====== DATA IN THIS EXERCISE ======

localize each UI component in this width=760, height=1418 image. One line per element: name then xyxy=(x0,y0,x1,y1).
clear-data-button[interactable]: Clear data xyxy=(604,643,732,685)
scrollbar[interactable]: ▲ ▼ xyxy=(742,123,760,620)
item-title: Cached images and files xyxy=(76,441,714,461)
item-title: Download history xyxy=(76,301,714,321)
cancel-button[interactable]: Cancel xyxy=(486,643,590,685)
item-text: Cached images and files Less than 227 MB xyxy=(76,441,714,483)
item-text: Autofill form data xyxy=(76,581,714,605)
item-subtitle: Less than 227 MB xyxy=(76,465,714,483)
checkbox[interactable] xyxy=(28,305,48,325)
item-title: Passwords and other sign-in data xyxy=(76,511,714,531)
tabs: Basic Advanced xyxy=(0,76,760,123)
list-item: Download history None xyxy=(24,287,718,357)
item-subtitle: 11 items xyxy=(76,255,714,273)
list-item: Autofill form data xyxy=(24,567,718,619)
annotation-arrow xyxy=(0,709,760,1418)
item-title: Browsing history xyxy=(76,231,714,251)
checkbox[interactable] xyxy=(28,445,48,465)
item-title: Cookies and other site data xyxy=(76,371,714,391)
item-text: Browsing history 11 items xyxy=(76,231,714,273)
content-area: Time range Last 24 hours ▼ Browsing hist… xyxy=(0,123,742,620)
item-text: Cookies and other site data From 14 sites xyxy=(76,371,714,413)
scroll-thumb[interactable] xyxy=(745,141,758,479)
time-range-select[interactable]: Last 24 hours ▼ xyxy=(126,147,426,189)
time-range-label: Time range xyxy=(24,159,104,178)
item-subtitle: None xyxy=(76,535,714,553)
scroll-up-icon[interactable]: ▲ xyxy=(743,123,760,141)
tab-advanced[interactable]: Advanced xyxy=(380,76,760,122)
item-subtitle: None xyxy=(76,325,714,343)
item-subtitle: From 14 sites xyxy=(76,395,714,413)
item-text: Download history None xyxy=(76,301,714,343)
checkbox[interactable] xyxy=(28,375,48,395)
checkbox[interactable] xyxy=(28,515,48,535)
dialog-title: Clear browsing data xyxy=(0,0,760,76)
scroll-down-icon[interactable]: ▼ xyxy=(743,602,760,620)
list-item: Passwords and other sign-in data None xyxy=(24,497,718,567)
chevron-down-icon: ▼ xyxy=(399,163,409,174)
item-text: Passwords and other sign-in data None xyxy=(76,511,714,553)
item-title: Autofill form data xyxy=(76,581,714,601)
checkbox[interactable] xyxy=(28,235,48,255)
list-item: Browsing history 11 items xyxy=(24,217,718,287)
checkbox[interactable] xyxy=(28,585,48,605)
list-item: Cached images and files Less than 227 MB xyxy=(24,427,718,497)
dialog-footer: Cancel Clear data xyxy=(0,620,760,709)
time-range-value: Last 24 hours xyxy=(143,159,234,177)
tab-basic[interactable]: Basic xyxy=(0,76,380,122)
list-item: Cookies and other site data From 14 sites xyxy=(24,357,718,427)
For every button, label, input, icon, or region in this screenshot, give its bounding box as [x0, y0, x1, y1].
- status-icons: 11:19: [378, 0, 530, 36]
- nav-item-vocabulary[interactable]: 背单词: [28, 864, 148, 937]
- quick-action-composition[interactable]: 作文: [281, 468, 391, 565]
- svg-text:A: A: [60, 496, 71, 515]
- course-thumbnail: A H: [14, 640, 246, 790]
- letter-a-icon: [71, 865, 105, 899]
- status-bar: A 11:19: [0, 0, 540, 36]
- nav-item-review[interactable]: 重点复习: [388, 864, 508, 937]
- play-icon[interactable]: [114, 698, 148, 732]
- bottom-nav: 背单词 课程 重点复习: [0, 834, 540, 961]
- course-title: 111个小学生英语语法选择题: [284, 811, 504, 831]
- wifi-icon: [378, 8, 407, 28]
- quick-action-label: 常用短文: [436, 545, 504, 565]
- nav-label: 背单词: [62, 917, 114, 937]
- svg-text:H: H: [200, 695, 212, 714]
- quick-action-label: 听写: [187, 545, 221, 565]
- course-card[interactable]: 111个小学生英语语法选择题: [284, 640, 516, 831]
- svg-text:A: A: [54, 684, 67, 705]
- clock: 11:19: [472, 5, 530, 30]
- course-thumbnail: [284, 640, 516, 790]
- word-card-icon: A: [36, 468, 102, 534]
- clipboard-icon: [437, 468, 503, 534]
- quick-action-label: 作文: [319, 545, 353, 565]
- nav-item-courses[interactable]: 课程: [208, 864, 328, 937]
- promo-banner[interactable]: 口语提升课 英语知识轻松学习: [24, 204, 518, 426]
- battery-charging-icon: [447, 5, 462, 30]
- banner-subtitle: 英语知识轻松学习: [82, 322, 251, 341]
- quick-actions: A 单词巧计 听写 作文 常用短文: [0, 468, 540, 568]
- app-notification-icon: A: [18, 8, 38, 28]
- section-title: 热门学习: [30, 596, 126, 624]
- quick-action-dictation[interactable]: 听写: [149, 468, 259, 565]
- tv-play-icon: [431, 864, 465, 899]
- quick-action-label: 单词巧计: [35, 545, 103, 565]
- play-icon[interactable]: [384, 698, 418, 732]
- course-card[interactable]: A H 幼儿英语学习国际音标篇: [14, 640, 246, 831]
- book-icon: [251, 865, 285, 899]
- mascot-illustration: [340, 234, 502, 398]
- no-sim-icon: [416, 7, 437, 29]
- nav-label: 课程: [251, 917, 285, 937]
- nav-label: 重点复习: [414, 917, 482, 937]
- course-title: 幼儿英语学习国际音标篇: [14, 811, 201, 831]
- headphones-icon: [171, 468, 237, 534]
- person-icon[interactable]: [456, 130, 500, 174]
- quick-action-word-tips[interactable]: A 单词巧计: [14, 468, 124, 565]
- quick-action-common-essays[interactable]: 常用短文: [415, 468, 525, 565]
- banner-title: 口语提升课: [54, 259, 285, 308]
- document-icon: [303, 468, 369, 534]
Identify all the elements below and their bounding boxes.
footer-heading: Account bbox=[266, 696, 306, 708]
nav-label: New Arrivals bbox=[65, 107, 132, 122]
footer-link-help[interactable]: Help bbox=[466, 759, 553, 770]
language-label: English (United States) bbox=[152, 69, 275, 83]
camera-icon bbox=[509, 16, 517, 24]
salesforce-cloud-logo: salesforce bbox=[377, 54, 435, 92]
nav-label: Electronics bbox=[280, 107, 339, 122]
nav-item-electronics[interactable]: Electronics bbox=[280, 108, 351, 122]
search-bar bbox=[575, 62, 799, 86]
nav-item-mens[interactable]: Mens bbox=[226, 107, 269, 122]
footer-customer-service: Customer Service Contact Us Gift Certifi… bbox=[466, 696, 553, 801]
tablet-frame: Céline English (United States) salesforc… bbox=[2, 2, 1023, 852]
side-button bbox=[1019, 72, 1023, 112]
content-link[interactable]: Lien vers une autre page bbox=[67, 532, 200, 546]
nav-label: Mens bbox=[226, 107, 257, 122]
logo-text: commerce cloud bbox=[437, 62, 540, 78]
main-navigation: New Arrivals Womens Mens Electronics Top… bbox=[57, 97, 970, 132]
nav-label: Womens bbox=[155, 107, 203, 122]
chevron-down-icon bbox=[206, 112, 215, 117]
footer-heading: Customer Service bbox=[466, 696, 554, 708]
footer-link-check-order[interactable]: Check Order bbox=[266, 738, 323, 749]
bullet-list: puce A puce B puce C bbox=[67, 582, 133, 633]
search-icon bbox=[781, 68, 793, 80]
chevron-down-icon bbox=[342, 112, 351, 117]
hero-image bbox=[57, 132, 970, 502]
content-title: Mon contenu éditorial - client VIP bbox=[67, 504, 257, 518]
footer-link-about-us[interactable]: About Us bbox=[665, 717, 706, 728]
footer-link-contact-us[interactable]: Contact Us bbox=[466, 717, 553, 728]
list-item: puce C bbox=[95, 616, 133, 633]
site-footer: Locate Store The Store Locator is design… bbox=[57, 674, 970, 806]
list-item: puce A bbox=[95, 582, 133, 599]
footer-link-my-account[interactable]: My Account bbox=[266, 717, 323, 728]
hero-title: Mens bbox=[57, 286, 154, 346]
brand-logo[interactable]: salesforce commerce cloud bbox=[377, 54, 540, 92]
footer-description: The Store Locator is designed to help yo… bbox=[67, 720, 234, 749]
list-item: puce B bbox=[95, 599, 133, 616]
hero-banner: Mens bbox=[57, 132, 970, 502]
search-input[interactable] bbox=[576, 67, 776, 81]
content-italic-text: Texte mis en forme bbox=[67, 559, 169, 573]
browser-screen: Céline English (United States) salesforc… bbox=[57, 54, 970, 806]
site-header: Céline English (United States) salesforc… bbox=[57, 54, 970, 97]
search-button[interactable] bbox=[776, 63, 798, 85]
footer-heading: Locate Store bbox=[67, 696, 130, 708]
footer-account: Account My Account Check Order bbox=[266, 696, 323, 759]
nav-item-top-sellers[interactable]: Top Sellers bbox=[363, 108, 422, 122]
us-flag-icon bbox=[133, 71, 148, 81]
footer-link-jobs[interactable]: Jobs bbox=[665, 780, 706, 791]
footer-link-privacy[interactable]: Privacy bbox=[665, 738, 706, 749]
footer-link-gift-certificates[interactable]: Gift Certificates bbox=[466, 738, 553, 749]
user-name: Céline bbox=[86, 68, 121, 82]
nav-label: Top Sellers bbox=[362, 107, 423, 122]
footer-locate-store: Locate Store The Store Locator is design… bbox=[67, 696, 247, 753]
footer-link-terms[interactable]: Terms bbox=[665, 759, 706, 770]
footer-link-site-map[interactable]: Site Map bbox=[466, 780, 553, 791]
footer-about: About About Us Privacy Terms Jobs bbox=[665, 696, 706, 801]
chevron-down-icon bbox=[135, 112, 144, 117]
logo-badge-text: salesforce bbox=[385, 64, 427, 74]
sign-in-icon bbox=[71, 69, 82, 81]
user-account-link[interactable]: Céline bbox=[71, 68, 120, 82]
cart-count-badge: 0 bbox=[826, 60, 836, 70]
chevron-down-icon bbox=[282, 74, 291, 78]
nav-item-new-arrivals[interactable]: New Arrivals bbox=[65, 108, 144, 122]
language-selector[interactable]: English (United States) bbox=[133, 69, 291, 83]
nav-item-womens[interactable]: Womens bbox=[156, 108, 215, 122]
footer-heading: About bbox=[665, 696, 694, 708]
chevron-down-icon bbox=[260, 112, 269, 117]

======

§ PROMPT
Output the lines from the start of the records through the line containing "item-title: Cookies and" as a Markdown table, skipping blank lines. Use two columns: Row for the row number and Entry for the line.

§ WRITTEN SOLUTION
| Row | Entry |
|---|---|
| 1 | localize each UI component in this width=760, height=1418 image. One line per element: name then xyxy=(x0,y0,x1,y1). |
| 2 | clear-data-button[interactable]: Clear data xyxy=(604,643,732,685) |
| 3 | scrollbar[interactable]: ▲ ▼ xyxy=(742,123,760,620) |
| 4 | item-title: Cached images and files xyxy=(76,441,714,461) |
| 5 | item-title: Download history xyxy=(76,301,714,321) |
| 6 | cancel-button[interactable]: Cancel xyxy=(486,643,590,685) |
| 7 | item-text: Cached images and files Less than 227 MB xyxy=(76,441,714,483) |
| 8 | item-text: Autofill form data xyxy=(76,581,714,605) |
| 9 | item-subtitle: Less than 227 MB xyxy=(76,465,714,483) |
| 10 | checkbox[interactable] xyxy=(28,305,48,325) |
| 11 | item-title: Passwords and other sign-in data xyxy=(76,511,714,531) |
| 12 | tabs: Basic Advanced xyxy=(0,76,760,123) |
| 13 | list-item: Download history None xyxy=(24,287,718,357) |
| 14 | item-subtitle: 11 items xyxy=(76,255,714,273) |
| 15 | list-item: Autofill form data xyxy=(24,567,718,619) |
| 16 | annotation-arrow xyxy=(0,709,760,1418) |
| 17 | item-title: Browsing history xyxy=(76,231,714,251) |
| 18 | checkbox[interactable] xyxy=(28,445,48,465) |
| 19 | item-title: Cookies and other site data xyxy=(76,371,714,391) |